◆ **TASK DESCRIPTION**
Repeat all of the records verbatim.

◆ **GIVEN RECORDS**

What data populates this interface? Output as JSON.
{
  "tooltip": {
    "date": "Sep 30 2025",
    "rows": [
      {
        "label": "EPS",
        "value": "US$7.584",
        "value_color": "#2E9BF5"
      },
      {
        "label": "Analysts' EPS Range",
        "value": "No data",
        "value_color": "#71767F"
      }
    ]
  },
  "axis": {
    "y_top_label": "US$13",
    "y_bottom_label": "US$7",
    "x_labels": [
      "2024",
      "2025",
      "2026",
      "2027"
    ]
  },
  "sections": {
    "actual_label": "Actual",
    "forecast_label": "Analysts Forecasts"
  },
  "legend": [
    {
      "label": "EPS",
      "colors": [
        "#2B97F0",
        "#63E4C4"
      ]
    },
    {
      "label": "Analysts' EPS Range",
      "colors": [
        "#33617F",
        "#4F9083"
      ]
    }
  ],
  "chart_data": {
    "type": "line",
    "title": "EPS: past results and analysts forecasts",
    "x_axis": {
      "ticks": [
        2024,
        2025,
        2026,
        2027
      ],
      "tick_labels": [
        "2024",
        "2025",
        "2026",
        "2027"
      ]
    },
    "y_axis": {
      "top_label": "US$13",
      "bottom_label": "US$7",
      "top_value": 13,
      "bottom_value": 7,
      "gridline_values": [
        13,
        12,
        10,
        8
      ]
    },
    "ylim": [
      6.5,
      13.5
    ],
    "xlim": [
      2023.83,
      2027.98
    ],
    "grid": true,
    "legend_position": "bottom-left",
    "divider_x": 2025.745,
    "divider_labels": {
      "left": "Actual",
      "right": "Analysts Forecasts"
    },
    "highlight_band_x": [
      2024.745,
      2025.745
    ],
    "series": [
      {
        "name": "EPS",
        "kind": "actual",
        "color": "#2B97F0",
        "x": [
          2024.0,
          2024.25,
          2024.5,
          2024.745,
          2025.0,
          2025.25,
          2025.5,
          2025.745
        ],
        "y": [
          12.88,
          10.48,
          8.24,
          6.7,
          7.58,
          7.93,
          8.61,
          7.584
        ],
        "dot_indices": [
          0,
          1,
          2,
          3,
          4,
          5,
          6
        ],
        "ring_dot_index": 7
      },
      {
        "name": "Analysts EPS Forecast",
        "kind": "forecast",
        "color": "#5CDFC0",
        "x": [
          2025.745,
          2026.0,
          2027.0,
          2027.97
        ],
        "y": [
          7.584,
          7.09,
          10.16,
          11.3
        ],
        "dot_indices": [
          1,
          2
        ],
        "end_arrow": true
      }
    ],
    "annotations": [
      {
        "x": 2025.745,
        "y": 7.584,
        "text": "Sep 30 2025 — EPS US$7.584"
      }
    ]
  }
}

◆ **OUTPUT OF THE TASK**
What data populates this interface? Output as JSON.
{
  "tooltip": {
    "date": "Sep 30 2025",
    "rows": [
      {
        "label": "EPS",
        "value": "US$7.584",
        "value_color": "#2E9BF5"
      },
      {
        "label": "Analysts' EPS Range",
        "value": "No data",
        "value_color": "#71767F"
      }
    ]
  },
  "axis": {
    "y_top_label": "US$13",
    "y_bottom_label": "US$7",
    "x_labels": [
      "2024",
      "2025",
      "2026",
      "2027"
    ]
  },
  "sections": {
    "actual_label": "Actual",
    "forecast_label": "Analysts Forecasts"
  },
  "legend": [
    {
      "label": "EPS",
      "colors": [
        "#2B97F0",
        "#63E4C4"
      ]
    },
    {
      "label": "Analysts' EPS Range",
      "colors": [
        "#33617F",
        "#4F9083"
      ]
    }
  ],
  "chart_data": {
    "type": "line",
    "title": "EPS: past results and analysts forecasts",
    "x_axis": {
      "ticks": [
        2024,
        2025,
        2026,
        2027
      ],
      "tick_labels": [
        "2024",
        "2025",
        "2026",
        "2027"
      ]
    },
    "y_axis": {
      "top_label": "US$13",
      "bottom_label": "US$7",
      "top_value": 13,
      "bottom_value": 7,
      "gridline_values": [
        13,
        12,
        10,
        8
      ]
    },
    "ylim": [
      6.5,
      13.5
    ],
    "xlim": [
      2023.83,
      2027.98
    ],
    "grid": true,
    "legend_position": "bottom-left",
    "divider_x": 2025.745,
    "divider_labels": {
      "left": "Actual",
      "right": "Analysts Forecasts"
    },
    "highlight_band_x": [
      2024.745,
      2025.745
    ],
    "series": [
      {
        "name": "EPS",
        "kind": "actual",
        "color": "#2B97F0",
        "x": [
          2024.0,
          2024.25,
          2024.5,
          2024.745,
          2025.0,
          2025.25,
          2025.5,
          2025.745
        ],
        "y": [
          12.88,
          10.48,
          8.24,
          6.7,
          7.58,
          7.93,
          8.61,
          7.584
        ],
        "dot_indices": [
          0,
          1,
          2,
          3,
          4,
          5,
          6
        ],
        "ring_dot_index": 7
      },
      {
        "name": "Analysts EPS Forecast",
        "kind": "forecast",
        "color": "#5CDFC0",
        "x": [
          2025.745,
          2026.0,
          2027.0,
          2027.97
        ],
        "y": [
          7.584,
          7.09,
          10.16,
          11.3
        ],
        "dot_indices": [
          1,
          2
        ],
        "end_arrow": true
      }
    ],
    "annotations": [
      {
        "x": 2025.745,
        "y": 7.584,
        "text": "Sep 30 2025 — EPS US$7.584"
      }
    ]
  }
}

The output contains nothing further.